* [Problem description]
Nothing may be dropped or altered: reproduce all the data.

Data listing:
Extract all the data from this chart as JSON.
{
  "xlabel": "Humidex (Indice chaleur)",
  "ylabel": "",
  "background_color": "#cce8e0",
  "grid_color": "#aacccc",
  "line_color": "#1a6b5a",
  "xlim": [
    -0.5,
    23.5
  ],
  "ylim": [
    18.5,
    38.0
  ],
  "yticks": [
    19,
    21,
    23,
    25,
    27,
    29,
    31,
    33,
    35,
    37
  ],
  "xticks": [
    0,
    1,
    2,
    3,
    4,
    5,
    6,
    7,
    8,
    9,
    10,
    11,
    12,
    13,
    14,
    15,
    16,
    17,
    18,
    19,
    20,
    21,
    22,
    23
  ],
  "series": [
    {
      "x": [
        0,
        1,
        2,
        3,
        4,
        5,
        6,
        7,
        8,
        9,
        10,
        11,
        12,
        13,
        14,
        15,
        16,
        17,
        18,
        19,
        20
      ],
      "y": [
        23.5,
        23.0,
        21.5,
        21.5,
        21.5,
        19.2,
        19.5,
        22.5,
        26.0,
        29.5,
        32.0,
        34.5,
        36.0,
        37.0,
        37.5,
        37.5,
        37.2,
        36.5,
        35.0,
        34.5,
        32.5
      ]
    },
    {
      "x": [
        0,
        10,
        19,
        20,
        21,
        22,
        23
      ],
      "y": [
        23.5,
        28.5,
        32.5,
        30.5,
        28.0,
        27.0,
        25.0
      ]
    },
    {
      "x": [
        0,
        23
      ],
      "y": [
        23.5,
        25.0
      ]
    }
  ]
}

* [Finished exercise]
Extract all the data from this chart as JSON.
{
  "xlabel": "Humidex (Indice chaleur)",
  "ylabel": "",
  "background_color": "#cce8e0",
  "grid_color": "#aacccc",
  "line_color": "#1a6b5a",
  "xlim": [
    -0.5,
    23.5
  ],
  "ylim": [
    18.5,
    38.0
  ],
  "yticks": [
    19,
    21,
    23,
    25,
    27,
    29,
    31,
    33,
    35,
    37
  ],
  "xticks": [
    0,
    1,
    2,
    3,
    4,
    5,
    6,
    7,
    8,
    9,
    10,
    11,
    12,
    13,
    14,
    15,
    16,
    17,
    18,
    19,
    20,
    21,
    22,
    23
  ],
  "series": [
    {
      "x": [
        0,
        1,
        2,
        3,
        4,
        5,
        6,
        7,
        8,
        9,
        10,
        11,
        12,
        13,
        14,
        15,
        16,
        17,
        18,
        19,
        20
      ],
      "y": [
        23.5,
        23.0,
        21.5,
        21.5,
        21.5,
        19.2,
        19.5,
        22.5,
        26.0,
        29.5,
        32.0,
        34.5,
        36.0,
        37.0,
        37.5,
        37.5,
        37.2,
        36.5,
        35.0,
        34.5,
        32.5
      ]
    },
    {
      "x": [
        0,
        10,
        19,
        20,
        21,
        22,
        23
      ],
      "y": [
        23.5,
        28.5,
        32.5,
        30.5,
        28.0,
        27.0,
        25.0
      ]
    },
    {
      "x": [
        0,
        23
      ],
      "y": [
        23.5,
        25.0
      ]
    }
  ]
}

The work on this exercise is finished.